[Data records]
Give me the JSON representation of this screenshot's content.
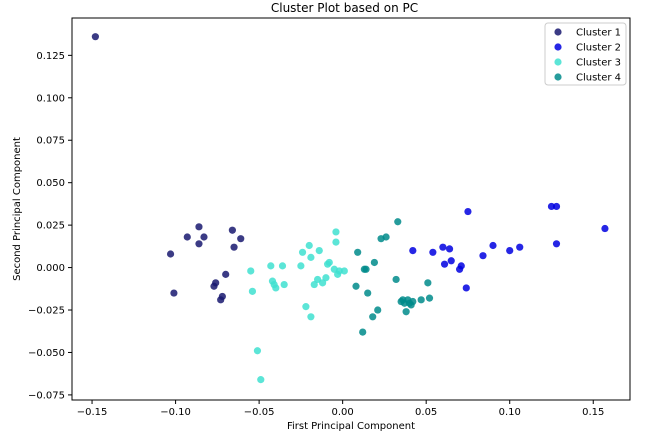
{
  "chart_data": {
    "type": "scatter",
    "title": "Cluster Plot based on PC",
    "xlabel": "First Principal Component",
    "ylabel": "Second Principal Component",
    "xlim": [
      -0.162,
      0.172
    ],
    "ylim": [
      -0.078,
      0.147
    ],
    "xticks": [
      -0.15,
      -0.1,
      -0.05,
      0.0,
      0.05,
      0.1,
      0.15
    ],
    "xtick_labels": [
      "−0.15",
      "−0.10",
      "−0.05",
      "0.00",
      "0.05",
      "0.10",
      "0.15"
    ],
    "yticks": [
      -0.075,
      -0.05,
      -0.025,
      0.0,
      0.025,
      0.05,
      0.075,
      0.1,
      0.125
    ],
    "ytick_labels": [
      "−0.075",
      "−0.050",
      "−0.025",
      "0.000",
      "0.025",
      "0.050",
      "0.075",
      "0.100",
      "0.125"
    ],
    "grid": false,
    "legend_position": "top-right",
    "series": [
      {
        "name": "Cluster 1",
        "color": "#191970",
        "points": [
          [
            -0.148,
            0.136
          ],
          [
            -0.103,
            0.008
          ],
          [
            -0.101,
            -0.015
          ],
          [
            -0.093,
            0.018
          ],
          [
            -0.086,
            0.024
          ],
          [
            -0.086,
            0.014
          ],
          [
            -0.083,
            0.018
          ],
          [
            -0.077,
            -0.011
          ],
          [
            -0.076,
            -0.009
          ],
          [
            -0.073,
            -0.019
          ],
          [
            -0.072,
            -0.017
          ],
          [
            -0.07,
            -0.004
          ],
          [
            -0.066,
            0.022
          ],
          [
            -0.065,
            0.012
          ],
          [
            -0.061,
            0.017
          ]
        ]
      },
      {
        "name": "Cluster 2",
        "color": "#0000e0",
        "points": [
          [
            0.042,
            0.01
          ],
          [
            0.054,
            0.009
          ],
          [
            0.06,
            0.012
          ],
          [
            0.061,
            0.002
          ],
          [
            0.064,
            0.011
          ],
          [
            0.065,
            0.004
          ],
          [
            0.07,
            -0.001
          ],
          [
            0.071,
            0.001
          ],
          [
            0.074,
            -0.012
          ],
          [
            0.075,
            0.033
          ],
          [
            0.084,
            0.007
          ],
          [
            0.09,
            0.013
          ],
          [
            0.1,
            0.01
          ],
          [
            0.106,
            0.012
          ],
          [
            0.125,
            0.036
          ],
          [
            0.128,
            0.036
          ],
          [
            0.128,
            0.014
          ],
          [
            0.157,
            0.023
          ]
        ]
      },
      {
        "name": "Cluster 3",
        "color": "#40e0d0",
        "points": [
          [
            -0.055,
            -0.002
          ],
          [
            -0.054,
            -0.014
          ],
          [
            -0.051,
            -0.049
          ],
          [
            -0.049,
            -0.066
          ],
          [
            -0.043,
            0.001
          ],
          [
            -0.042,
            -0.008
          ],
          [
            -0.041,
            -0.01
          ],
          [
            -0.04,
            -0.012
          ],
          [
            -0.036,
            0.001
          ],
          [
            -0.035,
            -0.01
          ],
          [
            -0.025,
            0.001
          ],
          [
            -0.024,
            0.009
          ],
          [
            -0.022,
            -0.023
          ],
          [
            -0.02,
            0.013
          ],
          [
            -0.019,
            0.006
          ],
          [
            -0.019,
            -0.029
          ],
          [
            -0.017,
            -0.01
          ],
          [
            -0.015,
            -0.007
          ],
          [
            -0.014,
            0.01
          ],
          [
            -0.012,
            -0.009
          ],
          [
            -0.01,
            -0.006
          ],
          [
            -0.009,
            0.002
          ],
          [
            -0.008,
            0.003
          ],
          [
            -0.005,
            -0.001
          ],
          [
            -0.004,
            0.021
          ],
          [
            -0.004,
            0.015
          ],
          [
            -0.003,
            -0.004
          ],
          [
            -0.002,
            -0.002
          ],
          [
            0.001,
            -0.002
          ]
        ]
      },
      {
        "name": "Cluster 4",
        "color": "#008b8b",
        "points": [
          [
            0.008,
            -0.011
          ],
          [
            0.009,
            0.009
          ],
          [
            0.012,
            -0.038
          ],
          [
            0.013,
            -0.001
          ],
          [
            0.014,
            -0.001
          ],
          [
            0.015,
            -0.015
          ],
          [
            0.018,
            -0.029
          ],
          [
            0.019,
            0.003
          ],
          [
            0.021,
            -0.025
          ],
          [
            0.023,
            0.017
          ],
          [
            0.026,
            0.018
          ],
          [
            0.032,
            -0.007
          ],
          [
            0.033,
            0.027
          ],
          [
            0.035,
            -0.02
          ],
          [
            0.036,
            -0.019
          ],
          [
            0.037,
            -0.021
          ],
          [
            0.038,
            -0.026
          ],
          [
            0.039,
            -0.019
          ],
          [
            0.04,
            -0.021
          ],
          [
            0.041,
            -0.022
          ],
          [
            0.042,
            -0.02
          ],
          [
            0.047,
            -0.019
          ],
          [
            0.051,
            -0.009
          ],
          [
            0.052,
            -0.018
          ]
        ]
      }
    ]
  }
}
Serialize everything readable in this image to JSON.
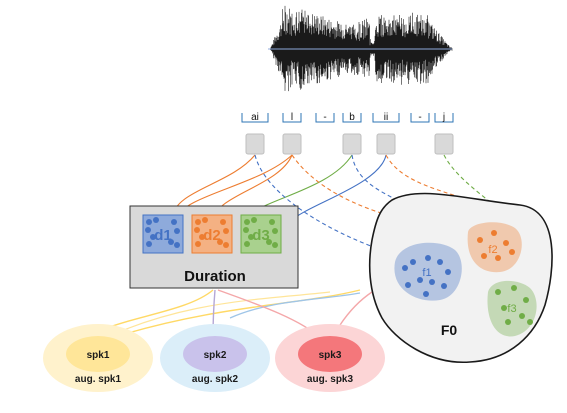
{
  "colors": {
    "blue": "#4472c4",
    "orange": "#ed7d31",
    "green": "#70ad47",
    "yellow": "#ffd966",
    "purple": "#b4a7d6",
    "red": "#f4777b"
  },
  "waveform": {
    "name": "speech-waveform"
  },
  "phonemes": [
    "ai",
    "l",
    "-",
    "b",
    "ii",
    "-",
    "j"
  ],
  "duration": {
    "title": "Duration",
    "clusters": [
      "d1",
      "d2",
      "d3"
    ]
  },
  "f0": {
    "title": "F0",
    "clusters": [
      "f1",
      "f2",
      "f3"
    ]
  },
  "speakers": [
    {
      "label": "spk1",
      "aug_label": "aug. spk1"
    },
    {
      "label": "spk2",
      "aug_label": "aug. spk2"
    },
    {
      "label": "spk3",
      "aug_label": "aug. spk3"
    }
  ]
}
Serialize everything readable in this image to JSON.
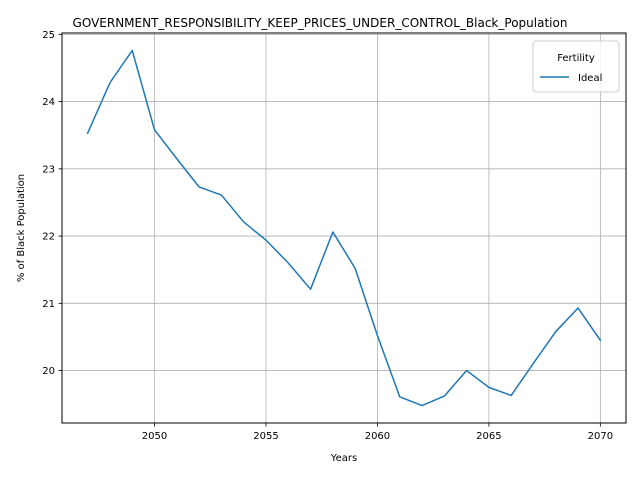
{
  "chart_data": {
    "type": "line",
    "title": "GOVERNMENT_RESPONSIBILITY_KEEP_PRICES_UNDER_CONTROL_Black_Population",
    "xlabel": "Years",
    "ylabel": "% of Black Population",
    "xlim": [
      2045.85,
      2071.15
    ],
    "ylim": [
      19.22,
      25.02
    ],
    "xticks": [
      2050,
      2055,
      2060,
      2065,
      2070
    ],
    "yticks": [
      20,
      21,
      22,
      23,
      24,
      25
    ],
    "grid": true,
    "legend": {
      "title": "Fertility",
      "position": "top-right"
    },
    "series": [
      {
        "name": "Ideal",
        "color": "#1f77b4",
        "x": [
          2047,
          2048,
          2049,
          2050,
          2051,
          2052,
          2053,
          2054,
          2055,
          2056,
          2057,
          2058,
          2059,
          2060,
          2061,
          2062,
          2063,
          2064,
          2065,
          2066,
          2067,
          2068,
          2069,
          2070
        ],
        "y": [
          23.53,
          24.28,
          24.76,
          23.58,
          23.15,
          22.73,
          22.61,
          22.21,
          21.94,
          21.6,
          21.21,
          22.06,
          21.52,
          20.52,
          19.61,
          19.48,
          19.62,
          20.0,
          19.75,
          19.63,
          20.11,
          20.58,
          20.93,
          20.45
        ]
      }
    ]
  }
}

* * *

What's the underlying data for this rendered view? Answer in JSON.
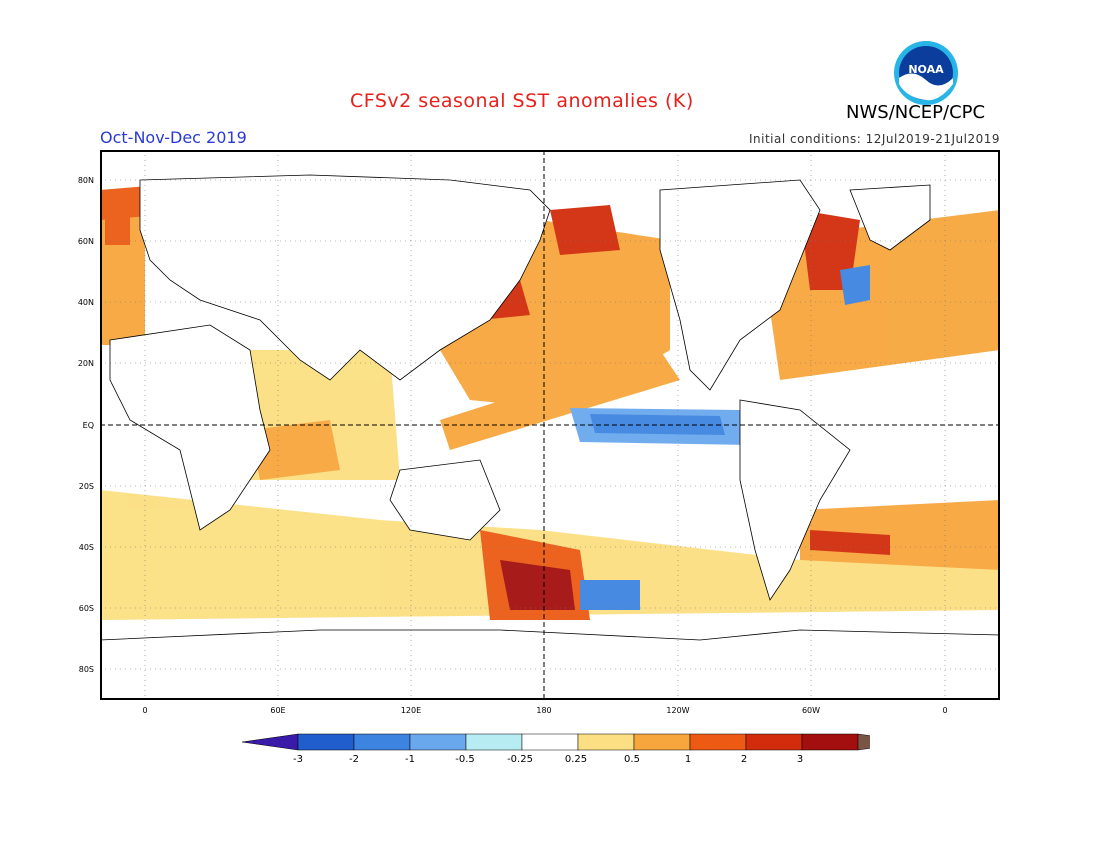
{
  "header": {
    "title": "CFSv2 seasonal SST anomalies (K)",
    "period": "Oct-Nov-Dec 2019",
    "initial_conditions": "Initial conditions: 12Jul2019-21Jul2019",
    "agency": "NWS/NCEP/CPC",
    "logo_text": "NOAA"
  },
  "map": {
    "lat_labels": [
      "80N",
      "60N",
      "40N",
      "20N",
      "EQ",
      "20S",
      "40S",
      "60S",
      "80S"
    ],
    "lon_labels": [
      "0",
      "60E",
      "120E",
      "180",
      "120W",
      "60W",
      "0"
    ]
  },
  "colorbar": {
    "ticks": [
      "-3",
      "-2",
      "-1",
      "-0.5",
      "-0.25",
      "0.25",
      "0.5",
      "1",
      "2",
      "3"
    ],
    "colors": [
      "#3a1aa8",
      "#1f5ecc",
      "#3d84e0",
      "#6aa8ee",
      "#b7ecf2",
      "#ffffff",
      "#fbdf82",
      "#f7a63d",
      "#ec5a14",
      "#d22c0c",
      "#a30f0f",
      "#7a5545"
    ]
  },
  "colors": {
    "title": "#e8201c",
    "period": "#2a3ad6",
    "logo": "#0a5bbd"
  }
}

[Problem details] Using the records above, say how many lines include the string "name". Only the number is wanted.

[The response] 6